WORK TO COMPLETE: Can you write out all the lines word for word, with no pictures?

** BEGIN **

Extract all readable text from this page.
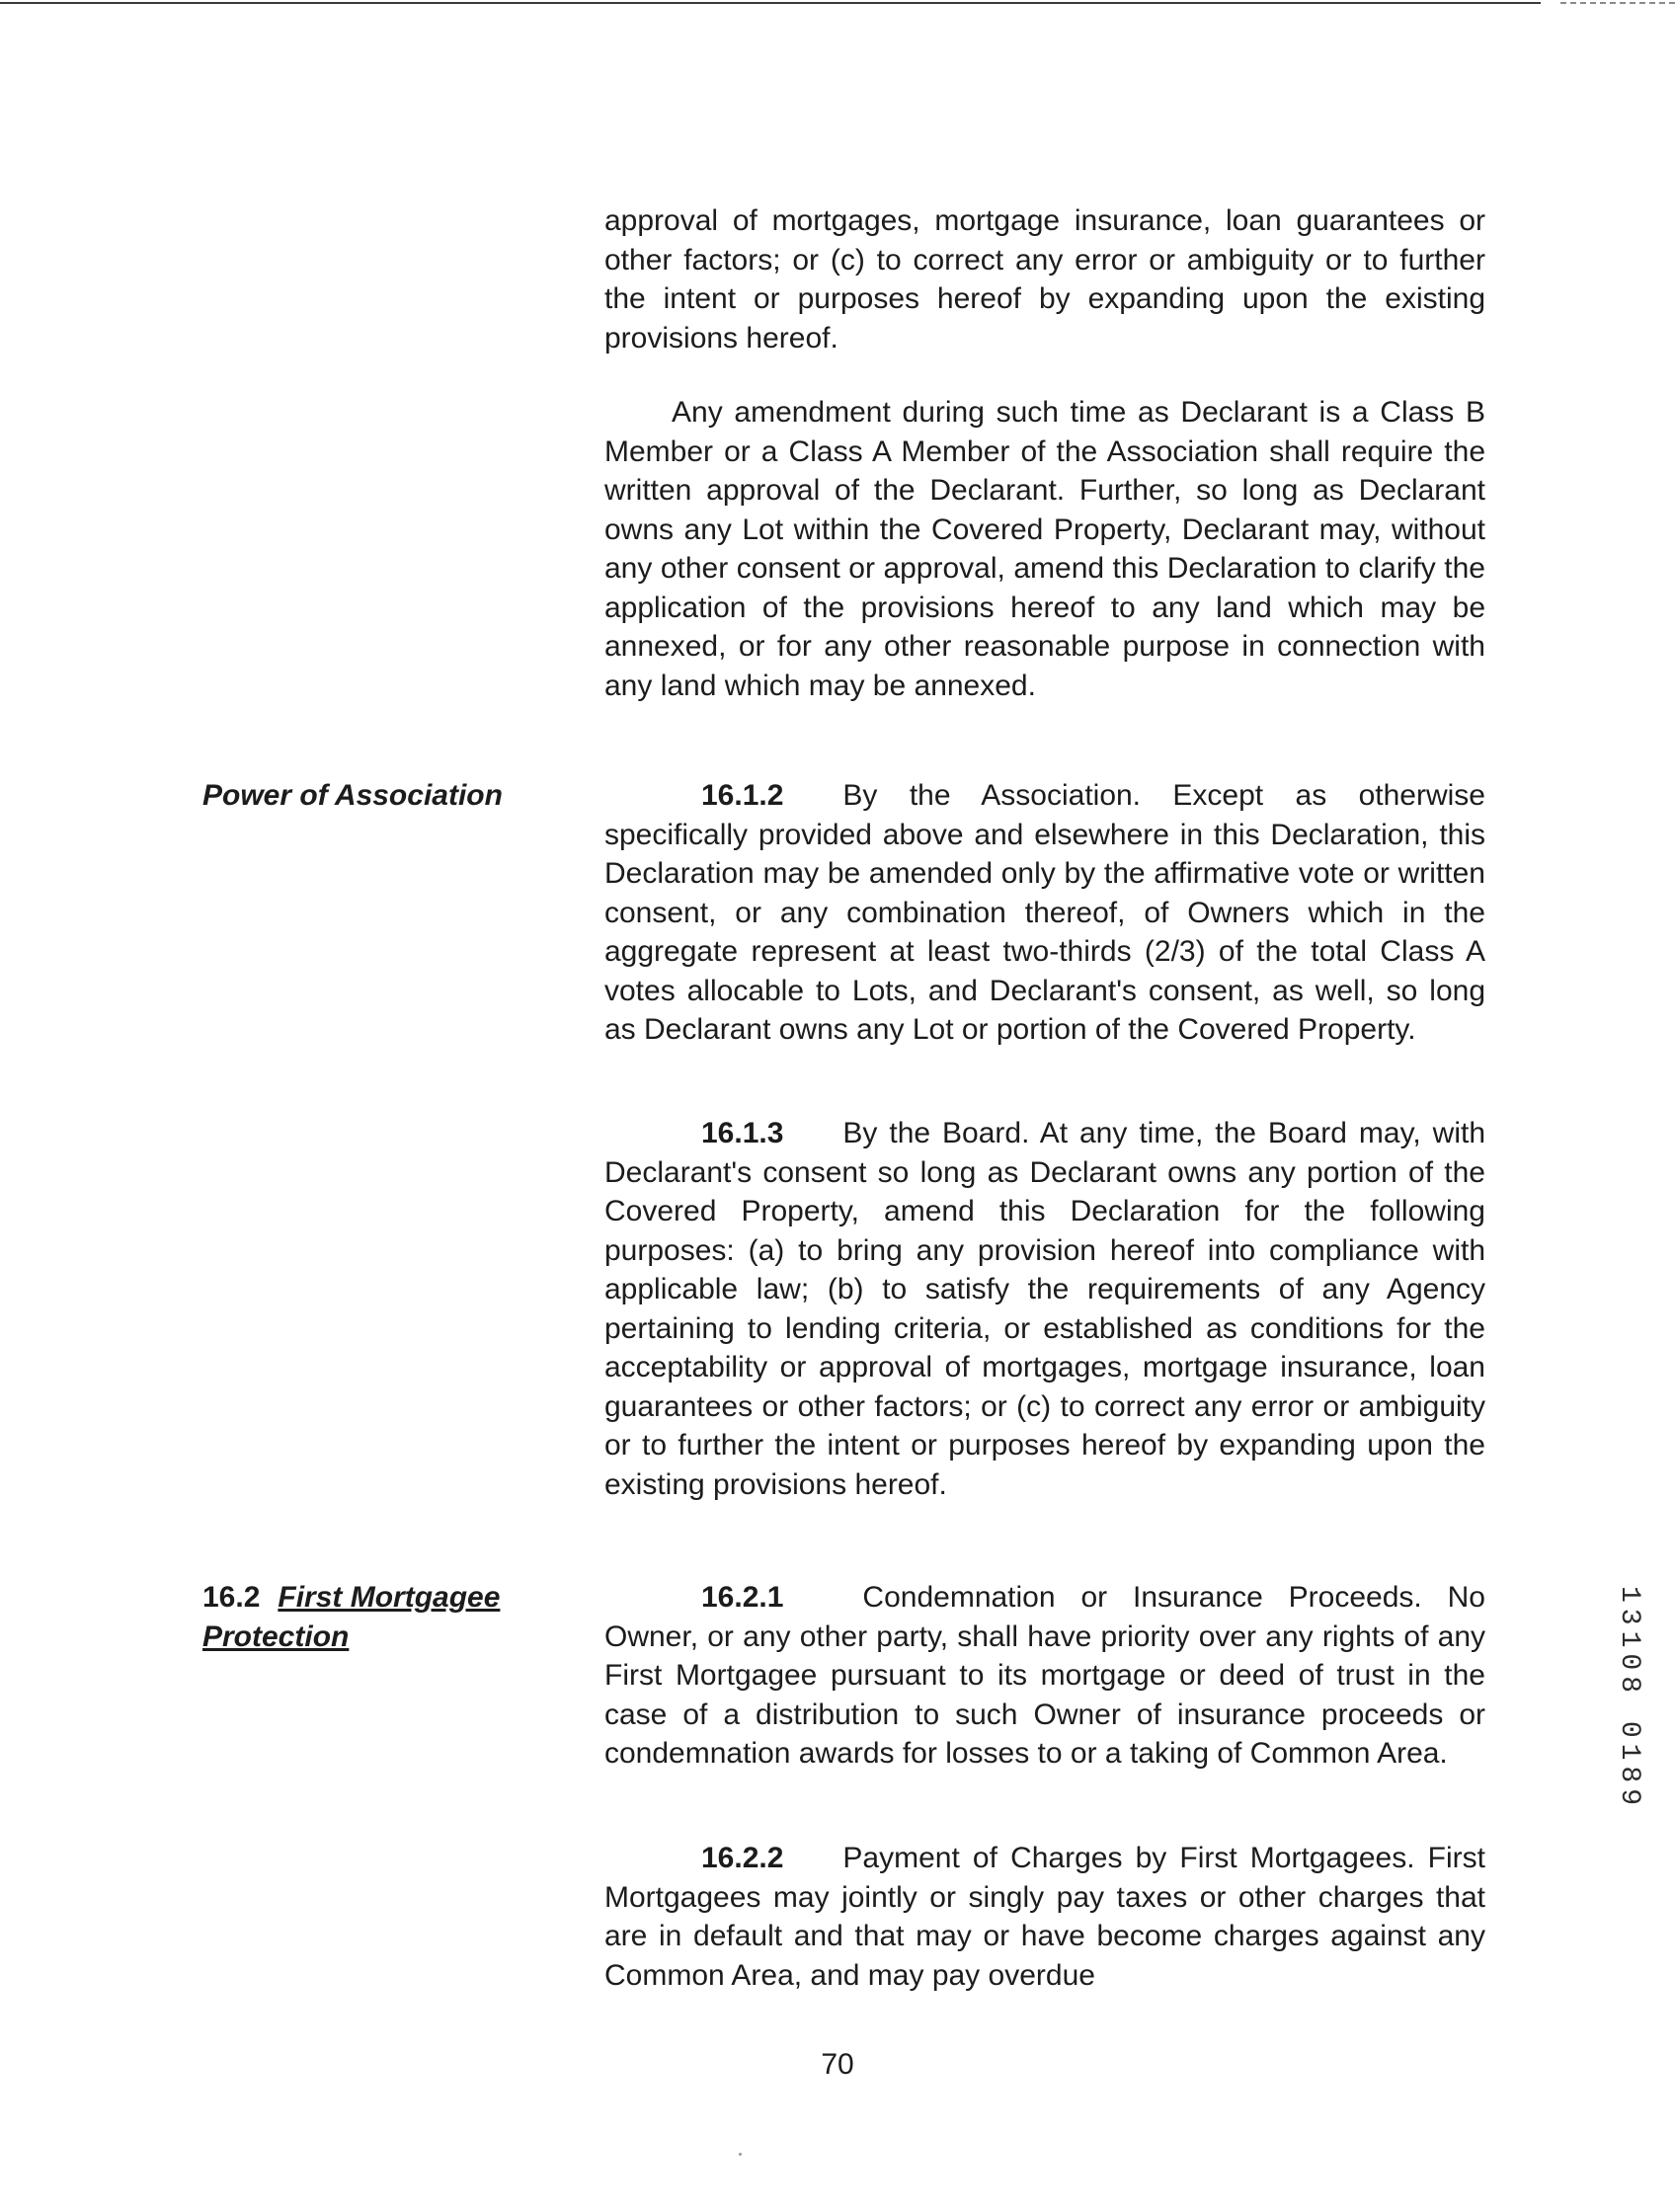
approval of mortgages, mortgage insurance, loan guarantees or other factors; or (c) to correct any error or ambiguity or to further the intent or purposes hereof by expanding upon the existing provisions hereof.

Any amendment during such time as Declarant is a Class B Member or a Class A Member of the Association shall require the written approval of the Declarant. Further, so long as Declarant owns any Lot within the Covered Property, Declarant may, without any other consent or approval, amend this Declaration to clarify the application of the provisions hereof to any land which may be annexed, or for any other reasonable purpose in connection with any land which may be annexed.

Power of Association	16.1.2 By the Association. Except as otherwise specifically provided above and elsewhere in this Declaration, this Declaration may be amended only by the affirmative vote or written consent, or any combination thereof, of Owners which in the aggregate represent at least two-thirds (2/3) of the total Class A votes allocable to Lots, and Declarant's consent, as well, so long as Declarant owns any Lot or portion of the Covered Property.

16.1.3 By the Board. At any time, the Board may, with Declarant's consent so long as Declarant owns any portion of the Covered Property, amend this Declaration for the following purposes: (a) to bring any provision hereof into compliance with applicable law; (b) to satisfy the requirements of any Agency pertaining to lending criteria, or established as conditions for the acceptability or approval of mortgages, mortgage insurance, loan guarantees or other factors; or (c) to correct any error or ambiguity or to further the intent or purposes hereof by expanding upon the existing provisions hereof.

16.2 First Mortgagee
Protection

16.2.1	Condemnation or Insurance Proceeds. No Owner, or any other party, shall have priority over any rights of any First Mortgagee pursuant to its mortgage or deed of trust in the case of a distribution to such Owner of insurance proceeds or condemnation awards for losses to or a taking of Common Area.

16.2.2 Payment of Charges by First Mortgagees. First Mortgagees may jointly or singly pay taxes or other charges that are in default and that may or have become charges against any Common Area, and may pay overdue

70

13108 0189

** END **

SOLUTION TO THE PROBLEM:
Extract all readable text from this page.
approval of mortgages, mortgage insurance, loan guarantees or other factors; or (c) to correct any error or ambiguity or to further the intent or purposes hereof by expanding upon the existing provisions hereof.

Any amendment during such time as Declarant is a Class B Member or a Class A Member of the Association shall require the written approval of the Declarant. Further, so long as Declarant owns any Lot within the Covered Property, Declarant may, without any other consent or approval, amend this Declaration to clarify the application of the provisions hereof to any land which may be annexed, or for any other reasonable purpose in connection with any land which may be annexed.

Power of Association	16.1.2 By the Association. Except as otherwise specifically provided above and elsewhere in this Declaration, this Declaration may be amended only by the affirmative vote or written consent, or any combination thereof, of Owners which in the aggregate represent at least two-thirds (2/3) of the total Class A votes allocable to Lots, and Declarant's consent, as well, so long as Declarant owns any Lot or portion of the Covered Property.

16.1.3 By the Board. At any time, the Board may, with Declarant's consent so long as Declarant owns any portion of the Covered Property, amend this Declaration for the following purposes: (a) to bring any provision hereof into compliance with applicable law; (b) to satisfy the requirements of any Agency pertaining to lending criteria, or established as conditions for the acceptability or approval of mortgages, mortgage insurance, loan guarantees or other factors; or (c) to correct any error or ambiguity or to further the intent or purposes hereof by expanding upon the existing provisions hereof.

16.2 First Mortgagee
Protection

16.2.1	Condemnation or Insurance Proceeds. No Owner, or any other party, shall have priority over any rights of any First Mortgagee pursuant to its mortgage or deed of trust in the case of a distribution to such Owner of insurance proceeds or condemnation awards for losses to or a taking of Common Area.

16.2.2 Payment of Charges by First Mortgagees. First Mortgagees may jointly or singly pay taxes or other charges that are in default and that may or have become charges against any Common Area, and may pay overdue

70

13108 0189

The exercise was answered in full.